> [Stated goal] Exactly reproduce all the records, keeping pictures out of the copy.

[Entries taken from a collection]
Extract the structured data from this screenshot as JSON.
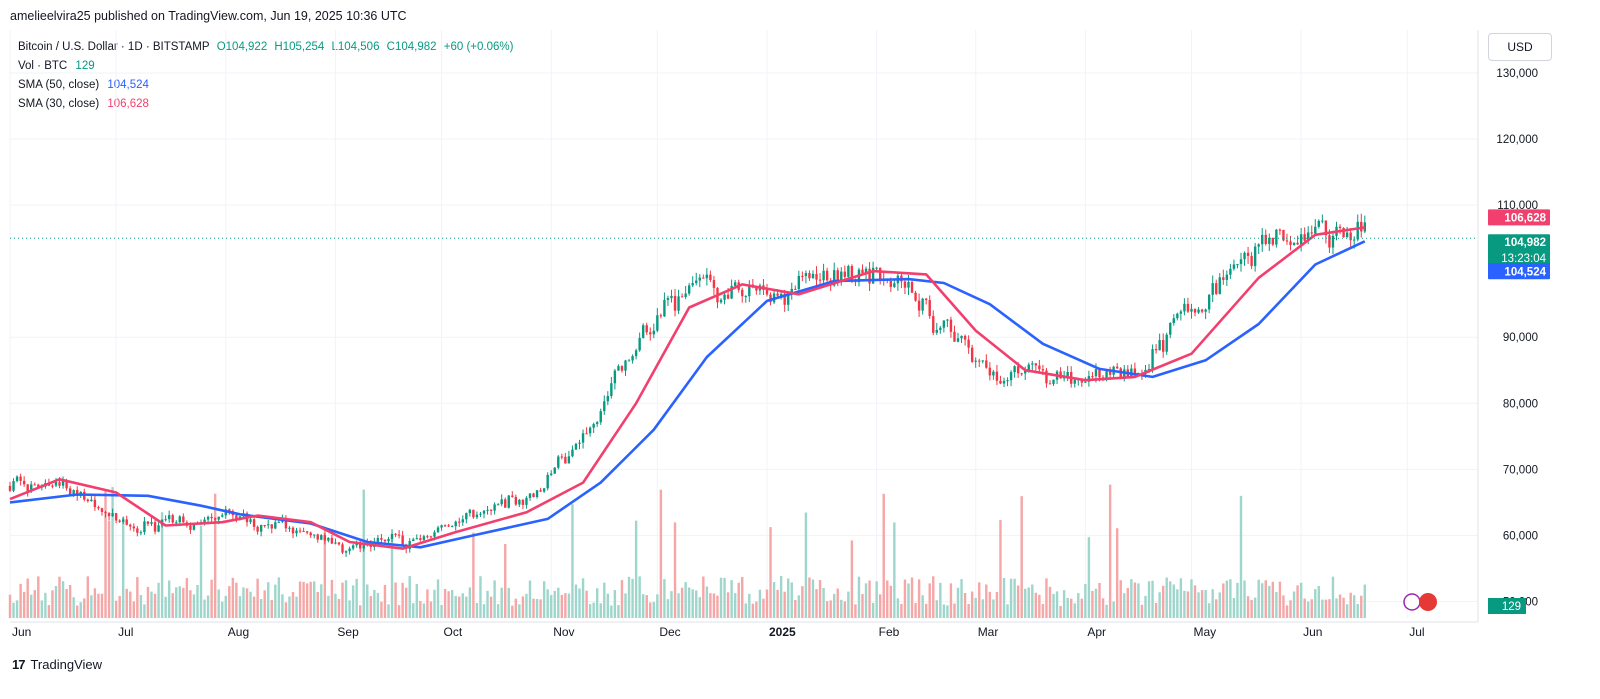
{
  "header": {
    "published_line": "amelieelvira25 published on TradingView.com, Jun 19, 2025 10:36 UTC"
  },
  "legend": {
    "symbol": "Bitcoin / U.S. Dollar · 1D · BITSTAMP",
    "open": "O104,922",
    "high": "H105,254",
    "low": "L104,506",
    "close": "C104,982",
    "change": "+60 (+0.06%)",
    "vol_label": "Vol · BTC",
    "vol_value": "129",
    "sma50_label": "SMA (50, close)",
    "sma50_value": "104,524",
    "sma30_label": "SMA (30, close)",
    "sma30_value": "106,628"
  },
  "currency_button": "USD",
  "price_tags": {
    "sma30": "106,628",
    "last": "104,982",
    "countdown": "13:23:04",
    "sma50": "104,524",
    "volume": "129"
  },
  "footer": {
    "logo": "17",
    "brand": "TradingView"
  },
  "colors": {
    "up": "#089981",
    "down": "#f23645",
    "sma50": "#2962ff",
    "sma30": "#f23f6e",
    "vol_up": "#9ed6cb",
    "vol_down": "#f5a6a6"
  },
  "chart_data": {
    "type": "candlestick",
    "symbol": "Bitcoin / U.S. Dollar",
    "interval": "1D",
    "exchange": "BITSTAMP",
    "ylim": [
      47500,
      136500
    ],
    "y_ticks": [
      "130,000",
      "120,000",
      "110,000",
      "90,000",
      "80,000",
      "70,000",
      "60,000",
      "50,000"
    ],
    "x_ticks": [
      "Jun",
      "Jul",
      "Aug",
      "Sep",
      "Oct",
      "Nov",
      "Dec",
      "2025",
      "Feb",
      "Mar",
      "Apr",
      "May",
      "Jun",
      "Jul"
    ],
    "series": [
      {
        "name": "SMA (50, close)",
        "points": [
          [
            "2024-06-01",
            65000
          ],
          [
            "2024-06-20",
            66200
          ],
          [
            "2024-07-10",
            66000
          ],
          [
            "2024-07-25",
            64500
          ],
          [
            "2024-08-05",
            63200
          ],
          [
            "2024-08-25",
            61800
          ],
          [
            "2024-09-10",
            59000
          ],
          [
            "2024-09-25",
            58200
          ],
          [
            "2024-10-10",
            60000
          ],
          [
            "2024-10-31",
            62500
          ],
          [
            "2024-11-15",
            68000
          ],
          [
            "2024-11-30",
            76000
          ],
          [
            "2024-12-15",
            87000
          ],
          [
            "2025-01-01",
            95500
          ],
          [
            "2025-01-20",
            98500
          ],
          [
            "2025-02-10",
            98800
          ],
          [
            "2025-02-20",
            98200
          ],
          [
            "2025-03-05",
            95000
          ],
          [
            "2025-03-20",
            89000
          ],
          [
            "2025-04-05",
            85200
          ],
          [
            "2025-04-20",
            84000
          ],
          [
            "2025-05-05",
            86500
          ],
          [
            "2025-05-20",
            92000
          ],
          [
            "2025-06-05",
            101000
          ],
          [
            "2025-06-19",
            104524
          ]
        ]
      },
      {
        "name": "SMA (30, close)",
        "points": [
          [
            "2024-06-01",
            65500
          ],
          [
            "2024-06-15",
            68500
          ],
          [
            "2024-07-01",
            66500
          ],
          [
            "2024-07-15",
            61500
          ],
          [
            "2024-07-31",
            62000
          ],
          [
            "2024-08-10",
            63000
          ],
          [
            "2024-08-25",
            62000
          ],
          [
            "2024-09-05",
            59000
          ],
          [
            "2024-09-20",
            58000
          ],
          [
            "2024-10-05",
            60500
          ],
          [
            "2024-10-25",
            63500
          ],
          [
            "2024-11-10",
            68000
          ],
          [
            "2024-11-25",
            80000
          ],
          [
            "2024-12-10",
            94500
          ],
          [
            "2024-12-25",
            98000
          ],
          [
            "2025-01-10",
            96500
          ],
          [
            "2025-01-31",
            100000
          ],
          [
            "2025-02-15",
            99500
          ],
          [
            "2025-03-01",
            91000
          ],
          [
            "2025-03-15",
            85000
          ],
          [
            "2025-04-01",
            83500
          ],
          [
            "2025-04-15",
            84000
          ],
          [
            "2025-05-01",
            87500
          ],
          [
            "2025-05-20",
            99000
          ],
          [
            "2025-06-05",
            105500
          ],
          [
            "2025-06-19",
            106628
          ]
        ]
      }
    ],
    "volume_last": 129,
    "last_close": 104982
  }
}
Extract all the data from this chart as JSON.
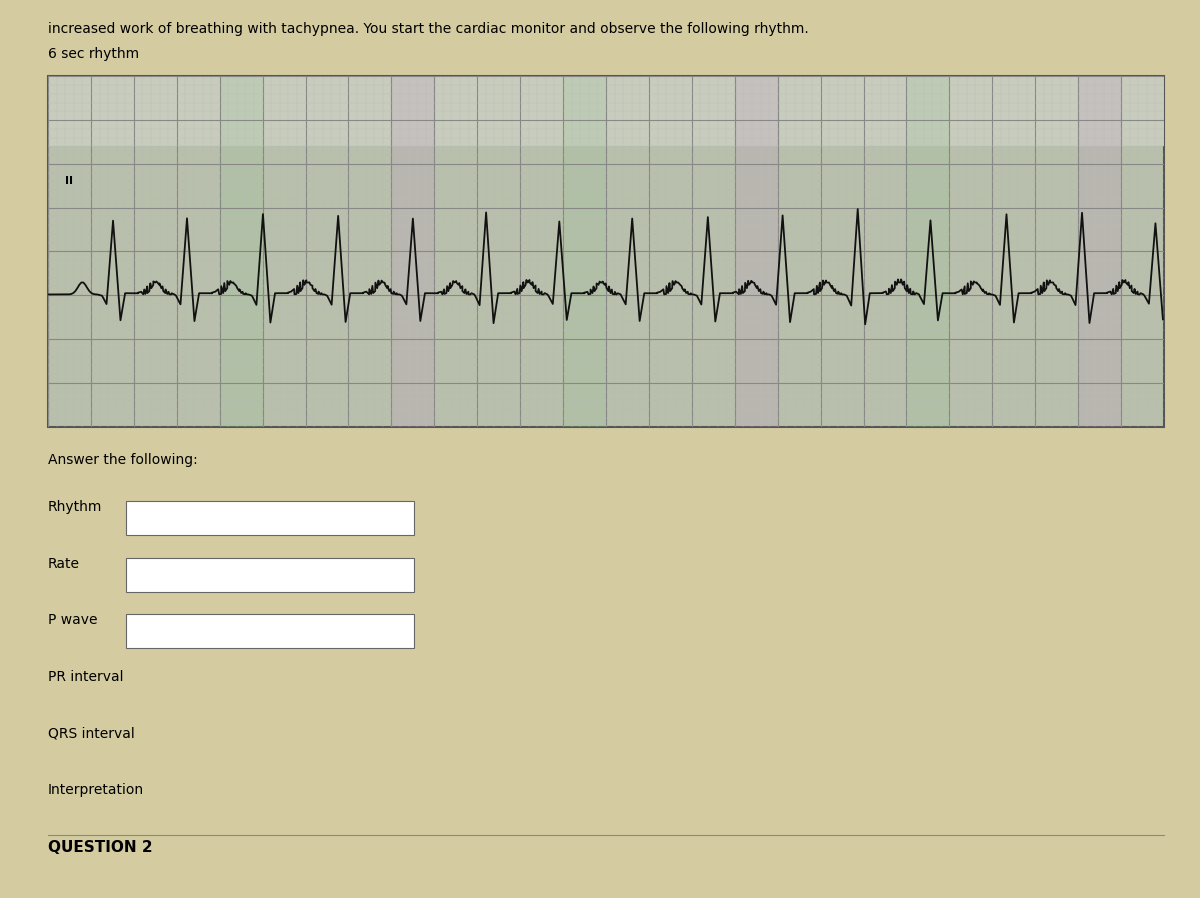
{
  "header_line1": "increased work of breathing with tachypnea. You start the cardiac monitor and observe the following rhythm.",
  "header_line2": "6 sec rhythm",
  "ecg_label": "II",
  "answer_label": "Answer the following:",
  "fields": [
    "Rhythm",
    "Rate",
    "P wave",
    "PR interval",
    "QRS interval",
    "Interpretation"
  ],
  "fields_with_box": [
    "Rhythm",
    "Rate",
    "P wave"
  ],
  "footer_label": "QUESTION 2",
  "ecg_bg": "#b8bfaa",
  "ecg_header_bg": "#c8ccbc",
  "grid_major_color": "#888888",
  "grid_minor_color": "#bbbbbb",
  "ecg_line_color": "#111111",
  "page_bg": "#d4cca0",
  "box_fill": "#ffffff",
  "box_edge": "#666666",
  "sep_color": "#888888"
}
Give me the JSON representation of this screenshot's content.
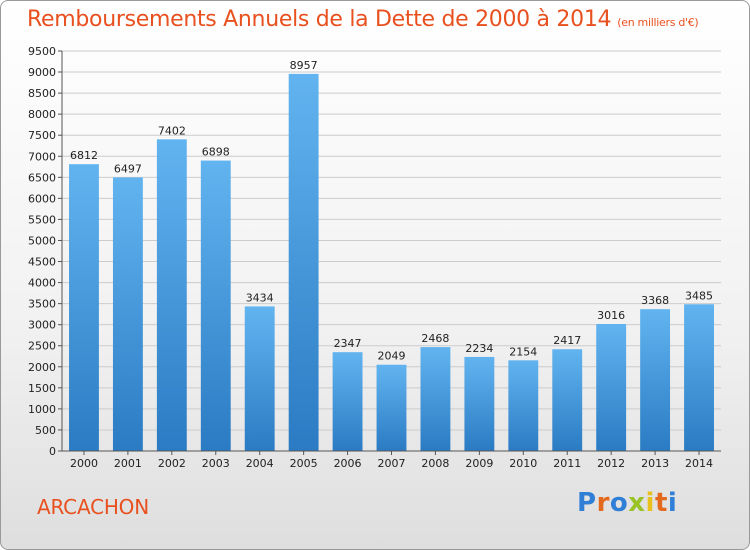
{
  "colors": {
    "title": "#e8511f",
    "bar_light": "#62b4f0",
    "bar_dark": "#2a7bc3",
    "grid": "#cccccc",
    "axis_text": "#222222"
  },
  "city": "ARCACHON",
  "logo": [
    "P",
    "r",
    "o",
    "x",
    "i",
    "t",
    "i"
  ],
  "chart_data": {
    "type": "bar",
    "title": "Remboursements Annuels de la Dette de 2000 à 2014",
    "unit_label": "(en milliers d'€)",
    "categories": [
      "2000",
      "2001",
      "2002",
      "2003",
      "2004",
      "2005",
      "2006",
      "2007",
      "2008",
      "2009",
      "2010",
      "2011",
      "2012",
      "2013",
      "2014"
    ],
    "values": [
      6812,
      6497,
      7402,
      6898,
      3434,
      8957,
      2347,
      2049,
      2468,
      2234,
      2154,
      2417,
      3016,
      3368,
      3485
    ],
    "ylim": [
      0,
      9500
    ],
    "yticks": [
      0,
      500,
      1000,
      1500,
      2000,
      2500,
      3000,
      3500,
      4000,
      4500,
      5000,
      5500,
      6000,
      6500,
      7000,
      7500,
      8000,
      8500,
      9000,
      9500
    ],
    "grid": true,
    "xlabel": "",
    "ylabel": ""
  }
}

> [Written answer]
Extract the structured data from this screenshot as JSON.
{
  "header": {
    "published_line": "amelieelvira25 published on TradingView.com, Jun 19, 2025 10:36 UTC"
  },
  "legend": {
    "symbol": "Bitcoin / U.S. Dollar · 1D · BITSTAMP",
    "open": "O104,922",
    "high": "H105,254",
    "low": "L104,506",
    "close": "C104,982",
    "change": "+60 (+0.06%)",
    "vol_label": "Vol · BTC",
    "vol_value": "129",
    "sma50_label": "SMA (50, close)",
    "sma50_value": "104,524",
    "sma30_label": "SMA (30, close)",
    "sma30_value": "106,628"
  },
  "currency_button": "USD",
  "price_tags": {
    "sma30": "106,628",
    "last": "104,982",
    "countdown": "13:23:04",
    "sma50": "104,524",
    "volume": "129"
  },
  "footer": {
    "logo": "17",
    "brand": "TradingView"
  },
  "colors": {
    "up": "#089981",
    "down": "#f23645",
    "sma50": "#2962ff",
    "sma30": "#f23f6e",
    "vol_up": "#9ed6cb",
    "vol_down": "#f5a6a6"
  },
  "chart_data": {
    "type": "candlestick",
    "symbol": "Bitcoin / U.S. Dollar",
    "interval": "1D",
    "exchange": "BITSTAMP",
    "ylim": [
      47500,
      136500
    ],
    "y_ticks": [
      "130,000",
      "120,000",
      "110,000",
      "90,000",
      "80,000",
      "70,000",
      "60,000",
      "50,000"
    ],
    "x_ticks": [
      "Jun",
      "Jul",
      "Aug",
      "Sep",
      "Oct",
      "Nov",
      "Dec",
      "2025",
      "Feb",
      "Mar",
      "Apr",
      "May",
      "Jun",
      "Jul"
    ],
    "series": [
      {
        "name": "SMA (50, close)",
        "points": [
          [
            "2024-06-01",
            65000
          ],
          [
            "2024-06-20",
            66200
          ],
          [
            "2024-07-10",
            66000
          ],
          [
            "2024-07-25",
            64500
          ],
          [
            "2024-08-05",
            63200
          ],
          [
            "2024-08-25",
            61800
          ],
          [
            "2024-09-10",
            59000
          ],
          [
            "2024-09-25",
            58200
          ],
          [
            "2024-10-10",
            60000
          ],
          [
            "2024-10-31",
            62500
          ],
          [
            "2024-11-15",
            68000
          ],
          [
            "2024-11-30",
            76000
          ],
          [
            "2024-12-15",
            87000
          ],
          [
            "2025-01-01",
            95500
          ],
          [
            "2025-01-20",
            98500
          ],
          [
            "2025-02-10",
            98800
          ],
          [
            "2025-02-20",
            98200
          ],
          [
            "2025-03-05",
            95000
          ],
          [
            "2025-03-20",
            89000
          ],
          [
            "2025-04-05",
            85200
          ],
          [
            "2025-04-20",
            84000
          ],
          [
            "2025-05-05",
            86500
          ],
          [
            "2025-05-20",
            92000
          ],
          [
            "2025-06-05",
            101000
          ],
          [
            "2025-06-19",
            104524
          ]
        ]
      },
      {
        "name": "SMA (30, close)",
        "points": [
          [
            "2024-06-01",
            65500
          ],
          [
            "2024-06-15",
            68500
          ],
          [
            "2024-07-01",
            66500
          ],
          [
            "2024-07-15",
            61500
          ],
          [
            "2024-07-31",
            62000
          ],
          [
            "2024-08-10",
            63000
          ],
          [
            "2024-08-25",
            62000
          ],
          [
            "2024-09-05",
            59000
          ],
          [
            "2024-09-20",
            58000
          ],
          [
            "2024-10-05",
            60500
          ],
          [
            "2024-10-25",
            63500
          ],
          [
            "2024-11-10",
            68000
          ],
          [
            "2024-11-25",
            80000
          ],
          [
            "2024-12-10",
            94500
          ],
          [
            "2024-12-25",
            98000
          ],
          [
            "2025-01-10",
            96500
          ],
          [
            "2025-01-31",
            100000
          ],
          [
            "2025-02-15",
            99500
          ],
          [
            "2025-03-01",
            91000
          ],
          [
            "2025-03-15",
            85000
          ],
          [
            "2025-04-01",
            83500
          ],
          [
            "2025-04-15",
            84000
          ],
          [
            "2025-05-01",
            87500
          ],
          [
            "2025-05-20",
            99000
          ],
          [
            "2025-06-05",
            105500
          ],
          [
            "2025-06-19",
            106628
          ]
        ]
      }
    ],
    "volume_last": 129,
    "last_close": 104982
  }
}
Extract all the data from this chart as JSON.
{
  "header_line1": "increased work of breathing with tachypnea. You start the cardiac monitor and observe the following rhythm.",
  "header_line2": "6 sec rhythm",
  "ecg_label": "II",
  "answer_label": "Answer the following:",
  "fields": [
    "Rhythm",
    "Rate",
    "P wave",
    "PR interval",
    "QRS interval",
    "Interpretation"
  ],
  "fields_with_box": [
    "Rhythm",
    "Rate",
    "P wave"
  ],
  "footer_label": "QUESTION 2",
  "ecg_bg": "#b8bfaa",
  "ecg_header_bg": "#c8ccbc",
  "grid_major_color": "#888888",
  "grid_minor_color": "#bbbbbb",
  "ecg_line_color": "#111111",
  "page_bg": "#d4cca0",
  "box_fill": "#ffffff",
  "box_edge": "#666666",
  "sep_color": "#888888"
}
Give me the JSON representation of this screenshot's content.
{
  "colors": {
    "title": "#e8511f",
    "bar_light": "#62b4f0",
    "bar_dark": "#2a7bc3",
    "grid": "#cccccc",
    "axis_text": "#222222"
  },
  "city": "ARCACHON",
  "logo": [
    "P",
    "r",
    "o",
    "x",
    "i",
    "t",
    "i"
  ],
  "chart_data": {
    "type": "bar",
    "title": "Remboursements Annuels de la Dette de 2000 à 2014",
    "unit_label": "(en milliers d'€)",
    "categories": [
      "2000",
      "2001",
      "2002",
      "2003",
      "2004",
      "2005",
      "2006",
      "2007",
      "2008",
      "2009",
      "2010",
      "2011",
      "2012",
      "2013",
      "2014"
    ],
    "values": [
      6812,
      6497,
      7402,
      6898,
      3434,
      8957,
      2347,
      2049,
      2468,
      2234,
      2154,
      2417,
      3016,
      3368,
      3485
    ],
    "ylim": [
      0,
      9500
    ],
    "yticks": [
      0,
      500,
      1000,
      1500,
      2000,
      2500,
      3000,
      3500,
      4000,
      4500,
      5000,
      5500,
      6000,
      6500,
      7000,
      7500,
      8000,
      8500,
      9000,
      9500
    ],
    "grid": true,
    "xlabel": "",
    "ylabel": ""
  }
}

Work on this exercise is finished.